WRITTEN EXERCISE:
Write out every entry exactly as it appears.

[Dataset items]

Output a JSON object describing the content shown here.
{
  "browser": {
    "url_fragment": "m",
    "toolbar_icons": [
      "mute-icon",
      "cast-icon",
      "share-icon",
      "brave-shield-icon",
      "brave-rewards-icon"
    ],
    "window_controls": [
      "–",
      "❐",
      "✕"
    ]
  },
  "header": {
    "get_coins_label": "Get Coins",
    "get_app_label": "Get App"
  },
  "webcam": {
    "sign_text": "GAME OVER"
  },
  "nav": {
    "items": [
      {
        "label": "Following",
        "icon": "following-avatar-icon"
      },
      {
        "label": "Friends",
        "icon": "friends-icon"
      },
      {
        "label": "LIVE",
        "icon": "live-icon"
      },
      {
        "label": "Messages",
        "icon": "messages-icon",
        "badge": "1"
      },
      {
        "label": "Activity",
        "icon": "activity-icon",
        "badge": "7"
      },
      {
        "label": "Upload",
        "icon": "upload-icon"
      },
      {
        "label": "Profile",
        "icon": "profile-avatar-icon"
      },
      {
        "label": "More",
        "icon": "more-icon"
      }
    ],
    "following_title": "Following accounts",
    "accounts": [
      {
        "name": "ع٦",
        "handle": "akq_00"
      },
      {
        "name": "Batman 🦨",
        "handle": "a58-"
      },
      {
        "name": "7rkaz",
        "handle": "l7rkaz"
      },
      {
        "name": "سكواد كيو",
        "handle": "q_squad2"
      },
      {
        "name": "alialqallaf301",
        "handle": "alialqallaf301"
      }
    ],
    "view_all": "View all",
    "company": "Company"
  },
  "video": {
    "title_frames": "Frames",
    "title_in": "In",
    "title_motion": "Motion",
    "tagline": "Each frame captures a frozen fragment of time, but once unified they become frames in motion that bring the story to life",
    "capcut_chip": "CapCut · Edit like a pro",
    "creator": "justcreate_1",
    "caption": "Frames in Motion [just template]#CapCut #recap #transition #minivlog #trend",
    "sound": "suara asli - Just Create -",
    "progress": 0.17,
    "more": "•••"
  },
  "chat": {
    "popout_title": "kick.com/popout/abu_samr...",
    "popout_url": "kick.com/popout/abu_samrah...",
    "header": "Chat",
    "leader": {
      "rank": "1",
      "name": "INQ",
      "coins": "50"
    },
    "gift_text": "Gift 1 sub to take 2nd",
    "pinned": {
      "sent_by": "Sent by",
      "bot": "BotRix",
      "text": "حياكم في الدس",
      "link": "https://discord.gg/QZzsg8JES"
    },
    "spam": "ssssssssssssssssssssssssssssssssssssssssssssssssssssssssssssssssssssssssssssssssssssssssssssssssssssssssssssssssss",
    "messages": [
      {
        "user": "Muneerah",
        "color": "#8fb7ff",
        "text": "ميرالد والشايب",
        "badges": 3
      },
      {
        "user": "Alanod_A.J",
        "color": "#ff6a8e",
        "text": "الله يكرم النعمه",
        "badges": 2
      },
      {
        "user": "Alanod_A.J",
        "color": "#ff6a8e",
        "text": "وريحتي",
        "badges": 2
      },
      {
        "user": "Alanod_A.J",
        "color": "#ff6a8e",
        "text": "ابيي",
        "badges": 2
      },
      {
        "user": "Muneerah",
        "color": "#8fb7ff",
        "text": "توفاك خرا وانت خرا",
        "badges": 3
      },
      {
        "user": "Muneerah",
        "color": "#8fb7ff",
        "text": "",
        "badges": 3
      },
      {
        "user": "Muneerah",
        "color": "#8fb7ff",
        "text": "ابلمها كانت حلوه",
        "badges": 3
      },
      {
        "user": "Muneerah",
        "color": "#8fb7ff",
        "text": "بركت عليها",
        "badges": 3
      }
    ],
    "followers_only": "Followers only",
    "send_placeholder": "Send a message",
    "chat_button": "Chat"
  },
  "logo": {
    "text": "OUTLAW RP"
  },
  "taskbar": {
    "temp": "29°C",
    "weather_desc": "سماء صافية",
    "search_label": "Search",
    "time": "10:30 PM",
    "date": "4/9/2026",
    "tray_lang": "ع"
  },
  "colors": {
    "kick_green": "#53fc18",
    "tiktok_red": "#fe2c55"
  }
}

COMPLETED EXERCISE:
Output a JSON object describing the content shown here.
{
  "browser": {
    "url_fragment": "m",
    "toolbar_icons": [
      "mute-icon",
      "cast-icon",
      "share-icon",
      "brave-shield-icon",
      "brave-rewards-icon"
    ],
    "window_controls": [
      "–",
      "❐",
      "✕"
    ]
  },
  "header": {
    "get_coins_label": "Get Coins",
    "get_app_label": "Get App"
  },
  "webcam": {
    "sign_text": "GAME OVER"
  },
  "nav": {
    "items": [
      {
        "label": "Following",
        "icon": "following-avatar-icon"
      },
      {
        "label": "Friends",
        "icon": "friends-icon"
      },
      {
        "label": "LIVE",
        "icon": "live-icon"
      },
      {
        "label": "Messages",
        "icon": "messages-icon",
        "badge": "1"
      },
      {
        "label": "Activity",
        "icon": "activity-icon",
        "badge": "7"
      },
      {
        "label": "Upload",
        "icon": "upload-icon"
      },
      {
        "label": "Profile",
        "icon": "profile-avatar-icon"
      },
      {
        "label": "More",
        "icon": "more-icon"
      }
    ],
    "following_title": "Following accounts",
    "accounts": [
      {
        "name": "ع٦",
        "handle": "akq_00"
      },
      {
        "name": "Batman 🦨",
        "handle": "a58-"
      },
      {
        "name": "7rkaz",
        "handle": "l7rkaz"
      },
      {
        "name": "سكواد كيو",
        "handle": "q_squad2"
      },
      {
        "name": "alialqallaf301",
        "handle": "alialqallaf301"
      }
    ],
    "view_all": "View all",
    "company": "Company"
  },
  "video": {
    "title_frames": "Frames",
    "title_in": "In",
    "title_motion": "Motion",
    "tagline": "Each frame captures a frozen fragment of time, but once unified they become frames in motion that bring the story to life",
    "capcut_chip": "CapCut · Edit like a pro",
    "creator": "justcreate_1",
    "caption": "Frames in Motion [just template]#CapCut #recap #transition #minivlog #trend",
    "sound": "suara asli - Just Create -",
    "progress": 0.17,
    "more": "•••"
  },
  "chat": {
    "popout_title": "kick.com/popout/abu_samr...",
    "popout_url": "kick.com/popout/abu_samrah...",
    "header": "Chat",
    "leader": {
      "rank": "1",
      "name": "INQ",
      "coins": "50"
    },
    "gift_text": "Gift 1 sub to take 2nd",
    "pinned": {
      "sent_by": "Sent by",
      "bot": "BotRix",
      "text": "حياكم في الدس",
      "link": "https://discord.gg/QZzsg8JES"
    },
    "spam": "ssssssssssssssssssssssssssssssssssssssssssssssssssssssssssssssssssssssssssssssssssssssssssssssssssssssssssssssssss",
    "messages": [
      {
        "user": "Muneerah",
        "color": "#8fb7ff",
        "text": "ميرالد والشايب",
        "badges": 3
      },
      {
        "user": "Alanod_A.J",
        "color": "#ff6a8e",
        "text": "الله يكرم النعمه",
        "badges": 2
      },
      {
        "user": "Alanod_A.J",
        "color": "#ff6a8e",
        "text": "وريحتي",
        "badges": 2
      },
      {
        "user": "Alanod_A.J",
        "color": "#ff6a8e",
        "text": "ابيي",
        "badges": 2
      },
      {
        "user": "Muneerah",
        "color": "#8fb7ff",
        "text": "توفاك خرا وانت خرا",
        "badges": 3
      },
      {
        "user": "Muneerah",
        "color": "#8fb7ff",
        "text": "",
        "badges": 3
      },
      {
        "user": "Muneerah",
        "color": "#8fb7ff",
        "text": "ابلمها كانت حلوه",
        "badges": 3
      },
      {
        "user": "Muneerah",
        "color": "#8fb7ff",
        "text": "بركت عليها",
        "badges": 3
      }
    ],
    "followers_only": "Followers only",
    "send_placeholder": "Send a message",
    "chat_button": "Chat"
  },
  "logo": {
    "text": "OUTLAW RP"
  },
  "taskbar": {
    "temp": "29°C",
    "weather_desc": "سماء صافية",
    "search_label": "Search",
    "time": "10:30 PM",
    "date": "4/9/2026",
    "tray_lang": "ع"
  },
  "colors": {
    "kick_green": "#53fc18",
    "tiktok_red": "#fe2c55"
  }
}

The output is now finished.